TASK BRIEF =
Reproduce the listing exactly and skip over any pictures.

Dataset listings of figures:
┌────────

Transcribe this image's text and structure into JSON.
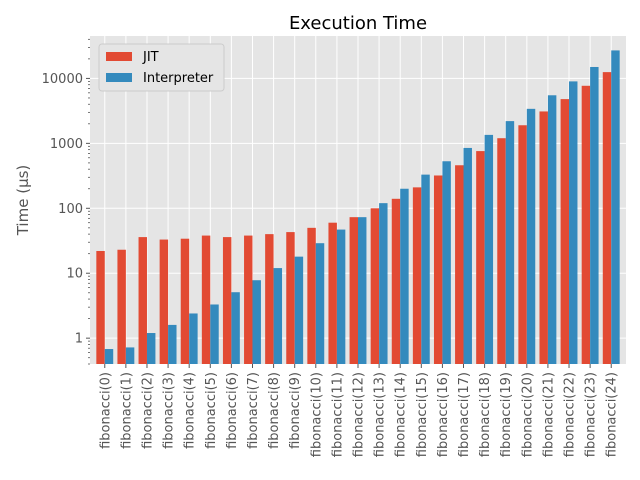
{
  "chart_data": {
    "type": "bar",
    "title": "Execution Time",
    "xlabel": "",
    "ylabel": "Time (µs)",
    "yscale": "log",
    "ylim": [
      0.4,
      45000
    ],
    "yticks": [
      1,
      10,
      100,
      1000,
      10000
    ],
    "ytick_labels": [
      "1",
      "10",
      "100",
      "1000",
      "10000"
    ],
    "grid": true,
    "legend_position": "top-left",
    "categories": [
      "fibonacci(0)",
      "fibonacci(1)",
      "fibonacci(2)",
      "fibonacci(3)",
      "fibonacci(4)",
      "fibonacci(5)",
      "fibonacci(6)",
      "fibonacci(7)",
      "fibonacci(8)",
      "fibonacci(9)",
      "fibonacci(10)",
      "fibonacci(11)",
      "fibonacci(12)",
      "fibonacci(13)",
      "fibonacci(14)",
      "fibonacci(15)",
      "fibonacci(16)",
      "fibonacci(17)",
      "fibonacci(18)",
      "fibonacci(19)",
      "fibonacci(20)",
      "fibonacci(21)",
      "fibonacci(22)",
      "fibonacci(23)",
      "fibonacci(24)"
    ],
    "series": [
      {
        "name": "JIT",
        "color": "#E24A33",
        "values": [
          22,
          23,
          36,
          33,
          34,
          38,
          36,
          38,
          40,
          43,
          50,
          60,
          73,
          100,
          140,
          210,
          320,
          460,
          760,
          1200,
          1900,
          3100,
          4800,
          7700,
          12500
        ]
      },
      {
        "name": "Interpreter",
        "color": "#348ABD",
        "values": [
          0.68,
          0.72,
          1.2,
          1.6,
          2.4,
          3.3,
          5.1,
          7.8,
          12,
          18,
          29,
          47,
          73,
          120,
          200,
          330,
          530,
          850,
          1350,
          2200,
          3400,
          5500,
          9000,
          15000,
          27000
        ]
      }
    ]
  }
}
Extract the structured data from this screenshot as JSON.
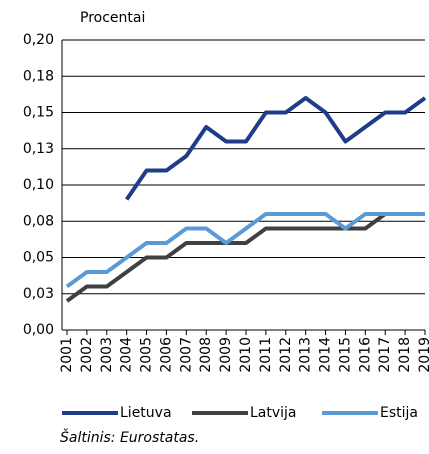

└────────

RESULT OF THIS TASK =
Transcribe this image's text and structure into JSON.
{
  "chart_data": {
    "type": "bar",
    "title": "Execution Time",
    "xlabel": "",
    "ylabel": "Time (µs)",
    "yscale": "log",
    "ylim": [
      0.4,
      45000
    ],
    "yticks": [
      1,
      10,
      100,
      1000,
      10000
    ],
    "ytick_labels": [
      "1",
      "10",
      "100",
      "1000",
      "10000"
    ],
    "grid": true,
    "legend_position": "top-left",
    "categories": [
      "fibonacci(0)",
      "fibonacci(1)",
      "fibonacci(2)",
      "fibonacci(3)",
      "fibonacci(4)",
      "fibonacci(5)",
      "fibonacci(6)",
      "fibonacci(7)",
      "fibonacci(8)",
      "fibonacci(9)",
      "fibonacci(10)",
      "fibonacci(11)",
      "fibonacci(12)",
      "fibonacci(13)",
      "fibonacci(14)",
      "fibonacci(15)",
      "fibonacci(16)",
      "fibonacci(17)",
      "fibonacci(18)",
      "fibonacci(19)",
      "fibonacci(20)",
      "fibonacci(21)",
      "fibonacci(22)",
      "fibonacci(23)",
      "fibonacci(24)"
    ],
    "series": [
      {
        "name": "JIT",
        "color": "#E24A33",
        "values": [
          22,
          23,
          36,
          33,
          34,
          38,
          36,
          38,
          40,
          43,
          50,
          60,
          73,
          100,
          140,
          210,
          320,
          460,
          760,
          1200,
          1900,
          3100,
          4800,
          7700,
          12500
        ]
      },
      {
        "name": "Interpreter",
        "color": "#348ABD",
        "values": [
          0.68,
          0.72,
          1.2,
          1.6,
          2.4,
          3.3,
          5.1,
          7.8,
          12,
          18,
          29,
          47,
          73,
          120,
          200,
          330,
          530,
          850,
          1350,
          2200,
          3400,
          5500,
          9000,
          15000,
          27000
        ]
      }
    ]
  }
}
Extract the structured data from this screenshot as JSON.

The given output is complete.